— start of STORED RECORDS —

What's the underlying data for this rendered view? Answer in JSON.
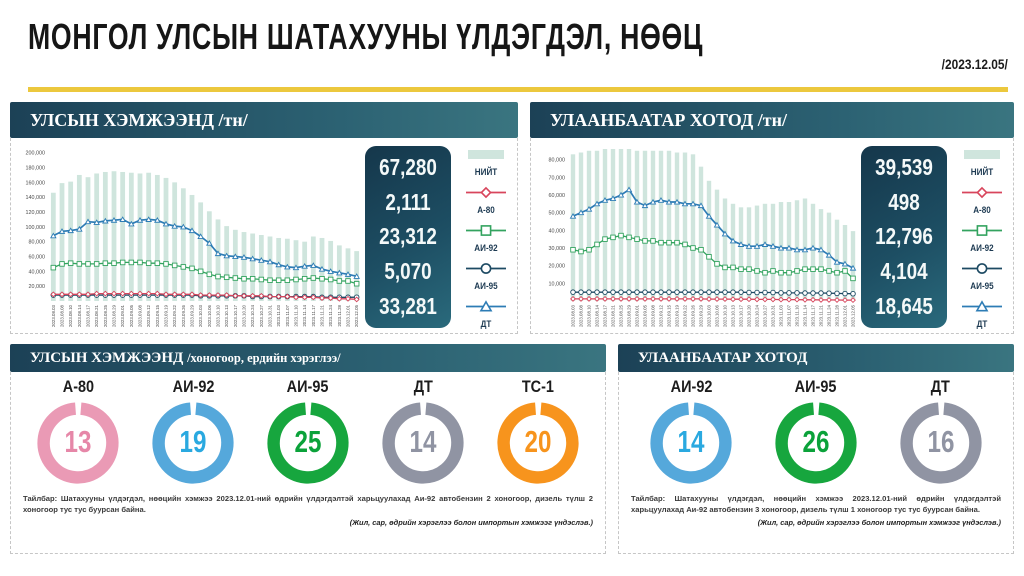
{
  "page": {
    "title": "МОНГОЛ УЛСЫН ШАТАХУУНЫ ҮЛДЭГДЭЛ, НӨӨЦ",
    "date": "/2023.12.05/"
  },
  "colors": {
    "accent_yellow": "#ecc83d",
    "header_dark": "#1c4156",
    "header_light": "#3a7580",
    "bar_mint": "#cfe5dd",
    "a80_red": "#d8455c",
    "ai92_green": "#33a35f",
    "ai95_navy": "#1d4a63",
    "dt_blue": "#2d7cb5"
  },
  "legend": {
    "items": [
      {
        "label": "НИЙТ",
        "marker": "bar",
        "color": "#cfe5dd"
      },
      {
        "label": "А-80",
        "marker": "diamond",
        "color": "#d8455c"
      },
      {
        "label": "АИ-92",
        "marker": "square",
        "color": "#33a35f"
      },
      {
        "label": "АИ-95",
        "marker": "circle",
        "color": "#1d4a63"
      },
      {
        "label": "ДТ",
        "marker": "triangle",
        "color": "#2d7cb5"
      }
    ]
  },
  "top_panels": {
    "national": {
      "title": "УЛСЫН ХЭМЖЭЭНД /тн/",
      "values": [
        "67,280",
        "2,111",
        "23,312",
        "5,070",
        "33,281"
      ]
    },
    "ub": {
      "title": "УЛААНБААТАР ХОТОД /тн/",
      "values": [
        "39,539",
        "498",
        "12,796",
        "4,104",
        "18,645"
      ]
    }
  },
  "chart_data": [
    {
      "type": "bar",
      "title": "УЛСЫН ХЭМЖЭЭНД /тн/",
      "ylabel": "тн",
      "ylim": [
        0,
        205000
      ],
      "ytick_step": 20000,
      "ytick_max": 200000,
      "categories": [
        "2023.08.03",
        "2023.08.08",
        "2023.08.10",
        "2023.08.14",
        "2023.08.17",
        "2023.08.21",
        "2023.08.25",
        "2023.08.29",
        "2023.09.01",
        "2023.09.05",
        "2023.09.08",
        "2023.09.12",
        "2023.09.15",
        "2023.09.19",
        "2023.09.22",
        "2023.09.26",
        "2023.09.29",
        "2023.10.03",
        "2023.10.06",
        "2023.10.10",
        "2023.10.13",
        "2023.10.17",
        "2023.10.20",
        "2023.10.24",
        "2023.10.27",
        "2023.10.31",
        "2023.11.03",
        "2023.11.07",
        "2023.11.10",
        "2023.11.14",
        "2023.11.17",
        "2023.11.21",
        "2023.11.24",
        "2023.11.28",
        "2023.12.01",
        "2023.12.05"
      ],
      "bars": {
        "name": "НИЙТ",
        "color": "#cfe5dd",
        "values": [
          146000,
          159000,
          161000,
          170000,
          167000,
          172000,
          174000,
          175000,
          174000,
          173000,
          172000,
          173000,
          170000,
          166000,
          160000,
          152000,
          143000,
          133000,
          121000,
          110000,
          101000,
          96000,
          93000,
          91000,
          89000,
          87000,
          85000,
          84000,
          82000,
          80000,
          87000,
          85000,
          81000,
          75000,
          71000,
          67280
        ]
      },
      "series": [
        {
          "name": "АИ-95",
          "color": "#1d4a63",
          "marker": "circle",
          "values": [
            8000,
            8000,
            8000,
            8000,
            8000,
            8000,
            8000,
            8000,
            8000,
            8000,
            8000,
            8000,
            8000,
            8000,
            8000,
            8000,
            8000,
            7000,
            7000,
            7000,
            7000,
            7000,
            7000,
            6000,
            6000,
            6000,
            6000,
            6000,
            6000,
            6000,
            6000,
            5000,
            5000,
            5000,
            5000,
            5070
          ]
        },
        {
          "name": "А-80",
          "color": "#d8455c",
          "marker": "diamond",
          "values": [
            9000,
            9000,
            9000,
            9000,
            9000,
            10000,
            10000,
            10000,
            10000,
            10000,
            10000,
            10000,
            10000,
            9000,
            9000,
            9000,
            9000,
            8000,
            8000,
            8000,
            8000,
            7000,
            7000,
            7000,
            7000,
            6000,
            6000,
            6000,
            5000,
            5000,
            5000,
            4000,
            4000,
            3000,
            3000,
            2111
          ]
        },
        {
          "name": "АИ-92",
          "color": "#33a35f",
          "marker": "square",
          "values": [
            45000,
            50000,
            51000,
            50000,
            50000,
            50000,
            51000,
            51000,
            52000,
            52000,
            52000,
            51000,
            51000,
            50000,
            48000,
            46000,
            44000,
            40000,
            36000,
            33000,
            32000,
            31000,
            30000,
            30000,
            29000,
            28000,
            28000,
            28000,
            29000,
            30000,
            31000,
            30000,
            29000,
            27000,
            27000,
            23312
          ]
        },
        {
          "name": "ДТ",
          "color": "#2d7cb5",
          "marker": "triangle",
          "values": [
            88000,
            94000,
            95000,
            97000,
            107000,
            106000,
            108000,
            109000,
            110000,
            104000,
            109000,
            110000,
            109000,
            104000,
            101000,
            100000,
            95000,
            87000,
            78000,
            64000,
            61000,
            60000,
            59000,
            57000,
            55000,
            53000,
            49000,
            46000,
            45000,
            47000,
            48000,
            43000,
            40000,
            38000,
            36000,
            33281
          ]
        }
      ]
    },
    {
      "type": "bar",
      "title": "УЛААНБААТАР ХОТОД /тн/",
      "ylabel": "тн",
      "ylim": [
        0,
        86000
      ],
      "ytick_step": 10000,
      "ytick_max": 80000,
      "categories": [
        "2023.08.03",
        "2023.08.08",
        "2023.08.10",
        "2023.08.14",
        "2023.08.17",
        "2023.08.21",
        "2023.08.25",
        "2023.08.29",
        "2023.09.01",
        "2023.09.05",
        "2023.09.08",
        "2023.09.12",
        "2023.09.15",
        "2023.09.19",
        "2023.09.22",
        "2023.09.26",
        "2023.09.29",
        "2023.10.03",
        "2023.10.06",
        "2023.10.10",
        "2023.10.13",
        "2023.10.17",
        "2023.10.20",
        "2023.10.24",
        "2023.10.27",
        "2023.10.31",
        "2023.11.03",
        "2023.11.07",
        "2023.11.10",
        "2023.11.14",
        "2023.11.17",
        "2023.11.21",
        "2023.11.24",
        "2023.11.28",
        "2023.12.01",
        "2023.12.05"
      ],
      "bars": {
        "name": "НИЙТ",
        "color": "#cfe5dd",
        "values": [
          83000,
          84000,
          85000,
          85000,
          86000,
          86000,
          86000,
          86000,
          85000,
          85000,
          85000,
          85000,
          85000,
          84000,
          84000,
          83000,
          76000,
          68000,
          63000,
          58000,
          55000,
          53000,
          53000,
          54000,
          55000,
          55000,
          56000,
          56000,
          57000,
          58000,
          55000,
          52000,
          50000,
          46000,
          43000,
          39539
        ]
      },
      "series": [
        {
          "name": "АИ-95",
          "color": "#1d4a63",
          "marker": "circle",
          "values": [
            5000,
            5000,
            5000,
            5000,
            5000,
            5000,
            5000,
            5000,
            5000,
            5000,
            5000,
            5000,
            5000,
            5000,
            5000,
            5000,
            5000,
            5000,
            5000,
            5000,
            5000,
            5000,
            4800,
            4800,
            4800,
            4800,
            4600,
            4600,
            4600,
            4500,
            4500,
            4500,
            4400,
            4300,
            4200,
            4104
          ]
        },
        {
          "name": "А-80",
          "color": "#d8455c",
          "marker": "diamond",
          "values": [
            1200,
            1200,
            1200,
            1200,
            1200,
            1200,
            1200,
            1200,
            1200,
            1200,
            1200,
            1200,
            1200,
            1200,
            1200,
            1200,
            1200,
            1100,
            1100,
            1100,
            1000,
            1000,
            1000,
            900,
            900,
            900,
            800,
            800,
            800,
            700,
            700,
            600,
            600,
            550,
            500,
            498
          ]
        },
        {
          "name": "АИ-92",
          "color": "#33a35f",
          "marker": "square",
          "values": [
            29000,
            28000,
            29000,
            32000,
            35000,
            36000,
            37000,
            36000,
            35000,
            34000,
            34000,
            33000,
            33000,
            33000,
            32000,
            30000,
            29000,
            25000,
            21000,
            19000,
            19000,
            18000,
            18000,
            17000,
            16000,
            17000,
            16000,
            16000,
            17000,
            18000,
            18000,
            18000,
            17000,
            16000,
            17000,
            12796
          ]
        },
        {
          "name": "ДТ",
          "color": "#2d7cb5",
          "marker": "triangle",
          "values": [
            48000,
            50000,
            52000,
            55000,
            57000,
            58000,
            60000,
            63000,
            56000,
            54000,
            56000,
            57000,
            56000,
            56000,
            55000,
            55000,
            54000,
            48000,
            43000,
            38000,
            34000,
            32000,
            31000,
            31000,
            32000,
            31000,
            30000,
            30000,
            29000,
            29000,
            30000,
            29000,
            26000,
            22000,
            21000,
            18645
          ]
        }
      ]
    }
  ],
  "day_panels": {
    "national": {
      "title": "УЛСЫН ХЭМЖЭЭНД",
      "subtitle": "/хоногоор, ердийн хэрэглээ/",
      "items": [
        {
          "label": "А-80",
          "value": "13",
          "ring": "#ea9ab5",
          "num": "#e687a8"
        },
        {
          "label": "АИ-92",
          "value": "19",
          "ring": "#55a8db",
          "num": "#2aa9e0"
        },
        {
          "label": "АИ-95",
          "value": "25",
          "ring": "#17a63e",
          "num": "#0ba23a"
        },
        {
          "label": "ДТ",
          "value": "14",
          "ring": "#9094a3",
          "num": "#9094a3"
        },
        {
          "label": "ТС-1",
          "value": "20",
          "ring": "#f7941d",
          "num": "#f7941d"
        }
      ],
      "note": "Тайлбар: Шатахууны үлдэгдэл, нөөцийн хэмжээ 2023.12.01-ний өдрийн үлдэгдэлтэй харьцуулахад Аи-92 автобензин 2 хоногоор, дизель түлш 2 хоногоор тус тус буурсан байна.",
      "source": "(Жил, сар, өдрийн хэрэглээ болон импортын хэмжээг үндэслэв.)"
    },
    "ub": {
      "title": "УЛААНБААТАР ХОТОД",
      "subtitle": "",
      "items": [
        {
          "label": "АИ-92",
          "value": "14",
          "ring": "#55a8db",
          "num": "#2aa9e0"
        },
        {
          "label": "АИ-95",
          "value": "26",
          "ring": "#17a63e",
          "num": "#0ba23a"
        },
        {
          "label": "ДТ",
          "value": "16",
          "ring": "#9094a3",
          "num": "#9094a3"
        }
      ],
      "note": "Тайлбар: Шатахууны үлдэгдэл, нөөцийн хэмжээ 2023.12.01-ний өдрийн үлдэгдэлтэй харьцуулахад Аи-92 автобензин 3 хоногоор, дизель түлш 1 хоногоор тус тус буурсан байна.",
      "source": "(Жил, сар, өдрийн хэрэглээ болон импортын хэмжээг үндэслэв.)"
    }
  }
}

— end of STORED RECORDS —

Search the records for the word "дизель" and copy every line where it occurs.

      "note": "Тайлбар: Шатахууны үлдэгдэл, нөөцийн хэмжээ 2023.12.01-ний өдрийн үлдэгдэлтэй харьцуулахад Аи-92 автобензин 2 хоногоор, дизель түлш 2 хоногоор тус тус буурсан байна.",
      "note": "Тайлбар: Шатахууны үлдэгдэл, нөөцийн хэмжээ 2023.12.01-ний өдрийн үлдэгдэлтэй харьцуулахад Аи-92 автобензин 3 хоногоор, дизель түлш 1 хоногоор тус тус буурсан байна.",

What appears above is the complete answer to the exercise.